• _Your objective_:
Give again only what runs from the line with "Enumerate this screenshot's" to the final line of the entries below, exactly as written and without pictures.

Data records
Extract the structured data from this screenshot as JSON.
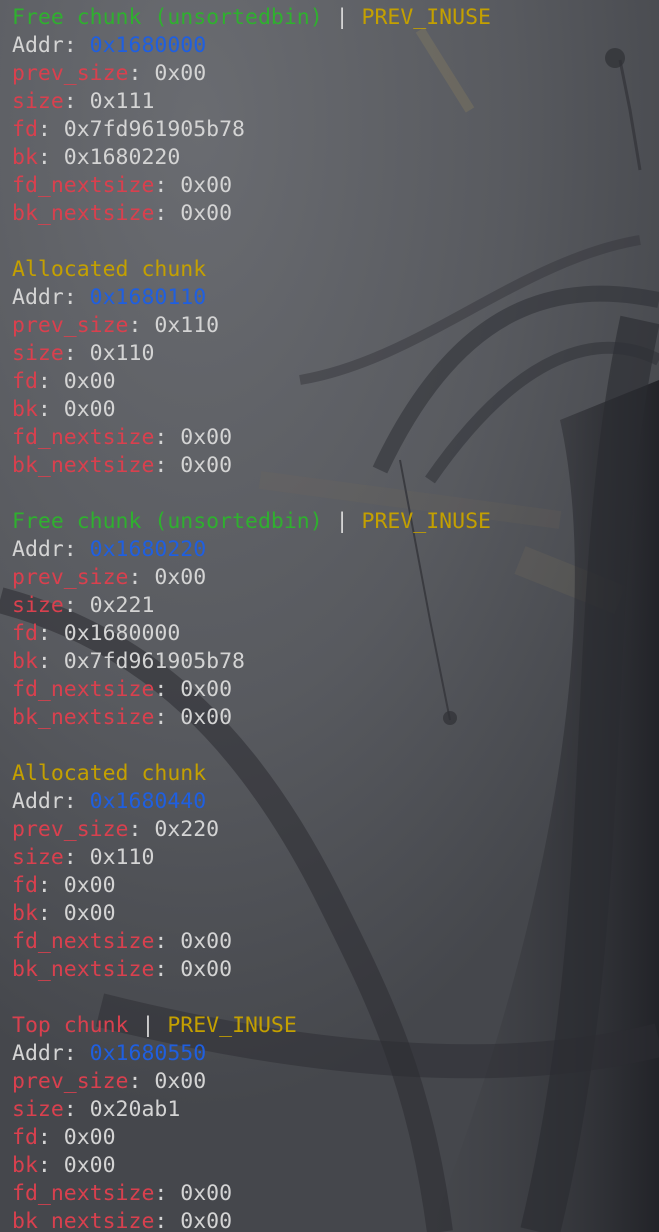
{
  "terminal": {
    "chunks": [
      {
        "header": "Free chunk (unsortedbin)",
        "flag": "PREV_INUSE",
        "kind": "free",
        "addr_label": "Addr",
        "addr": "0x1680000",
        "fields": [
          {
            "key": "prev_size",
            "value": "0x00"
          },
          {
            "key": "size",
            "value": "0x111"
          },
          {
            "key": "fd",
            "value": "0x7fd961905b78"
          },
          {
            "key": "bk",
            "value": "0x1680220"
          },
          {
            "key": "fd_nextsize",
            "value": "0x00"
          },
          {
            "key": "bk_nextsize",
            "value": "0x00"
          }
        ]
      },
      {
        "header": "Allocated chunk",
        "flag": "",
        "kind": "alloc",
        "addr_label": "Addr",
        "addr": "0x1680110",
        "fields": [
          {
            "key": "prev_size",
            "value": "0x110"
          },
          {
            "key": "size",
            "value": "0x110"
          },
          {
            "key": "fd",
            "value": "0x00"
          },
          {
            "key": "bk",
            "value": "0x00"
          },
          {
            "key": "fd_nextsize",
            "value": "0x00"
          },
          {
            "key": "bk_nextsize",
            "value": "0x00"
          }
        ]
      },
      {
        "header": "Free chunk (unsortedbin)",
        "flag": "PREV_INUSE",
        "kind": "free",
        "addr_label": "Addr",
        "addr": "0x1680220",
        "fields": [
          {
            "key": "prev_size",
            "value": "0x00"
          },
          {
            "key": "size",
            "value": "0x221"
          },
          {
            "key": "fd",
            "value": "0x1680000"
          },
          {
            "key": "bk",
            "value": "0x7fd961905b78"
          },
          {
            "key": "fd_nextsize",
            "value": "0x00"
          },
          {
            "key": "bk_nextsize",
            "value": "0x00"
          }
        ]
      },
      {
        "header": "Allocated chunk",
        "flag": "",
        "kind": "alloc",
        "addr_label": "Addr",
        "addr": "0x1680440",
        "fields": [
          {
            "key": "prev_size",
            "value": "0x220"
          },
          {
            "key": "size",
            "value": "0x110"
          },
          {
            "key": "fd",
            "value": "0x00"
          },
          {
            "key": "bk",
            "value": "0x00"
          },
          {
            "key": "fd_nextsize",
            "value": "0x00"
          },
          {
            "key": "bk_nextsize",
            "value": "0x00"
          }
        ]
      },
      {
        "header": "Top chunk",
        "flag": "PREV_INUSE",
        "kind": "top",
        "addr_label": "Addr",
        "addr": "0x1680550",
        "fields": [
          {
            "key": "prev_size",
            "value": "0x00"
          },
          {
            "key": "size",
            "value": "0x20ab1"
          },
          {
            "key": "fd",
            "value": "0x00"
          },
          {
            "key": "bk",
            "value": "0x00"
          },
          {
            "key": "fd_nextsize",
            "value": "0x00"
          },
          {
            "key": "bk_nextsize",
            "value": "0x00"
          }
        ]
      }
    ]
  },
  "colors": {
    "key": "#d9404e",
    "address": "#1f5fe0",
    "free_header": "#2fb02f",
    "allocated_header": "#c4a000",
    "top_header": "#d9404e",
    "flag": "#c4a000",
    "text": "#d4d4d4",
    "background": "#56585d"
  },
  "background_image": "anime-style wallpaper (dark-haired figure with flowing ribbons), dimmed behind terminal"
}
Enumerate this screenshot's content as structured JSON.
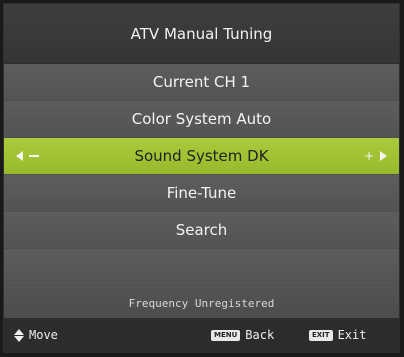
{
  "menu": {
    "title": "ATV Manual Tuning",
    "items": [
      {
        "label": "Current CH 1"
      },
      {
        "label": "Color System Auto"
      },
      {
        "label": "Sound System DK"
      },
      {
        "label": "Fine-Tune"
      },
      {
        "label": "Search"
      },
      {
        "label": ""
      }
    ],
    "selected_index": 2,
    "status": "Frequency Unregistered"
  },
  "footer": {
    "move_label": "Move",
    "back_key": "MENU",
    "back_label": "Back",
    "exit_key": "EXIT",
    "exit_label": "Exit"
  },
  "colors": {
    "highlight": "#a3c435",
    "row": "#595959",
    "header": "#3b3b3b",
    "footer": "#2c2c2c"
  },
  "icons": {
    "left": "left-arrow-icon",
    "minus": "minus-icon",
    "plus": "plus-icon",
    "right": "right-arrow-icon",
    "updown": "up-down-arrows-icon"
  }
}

• _Response to this exercise_:
Enumerate this screenshot's content as structured JSON.
{
  "menu": {
    "title": "ATV Manual Tuning",
    "items": [
      {
        "label": "Current CH 1"
      },
      {
        "label": "Color System Auto"
      },
      {
        "label": "Sound System DK"
      },
      {
        "label": "Fine-Tune"
      },
      {
        "label": "Search"
      },
      {
        "label": ""
      }
    ],
    "selected_index": 2,
    "status": "Frequency Unregistered"
  },
  "footer": {
    "move_label": "Move",
    "back_key": "MENU",
    "back_label": "Back",
    "exit_key": "EXIT",
    "exit_label": "Exit"
  },
  "colors": {
    "highlight": "#a3c435",
    "row": "#595959",
    "header": "#3b3b3b",
    "footer": "#2c2c2c"
  },
  "icons": {
    "left": "left-arrow-icon",
    "minus": "minus-icon",
    "plus": "plus-icon",
    "right": "right-arrow-icon",
    "updown": "up-down-arrows-icon"
  }
}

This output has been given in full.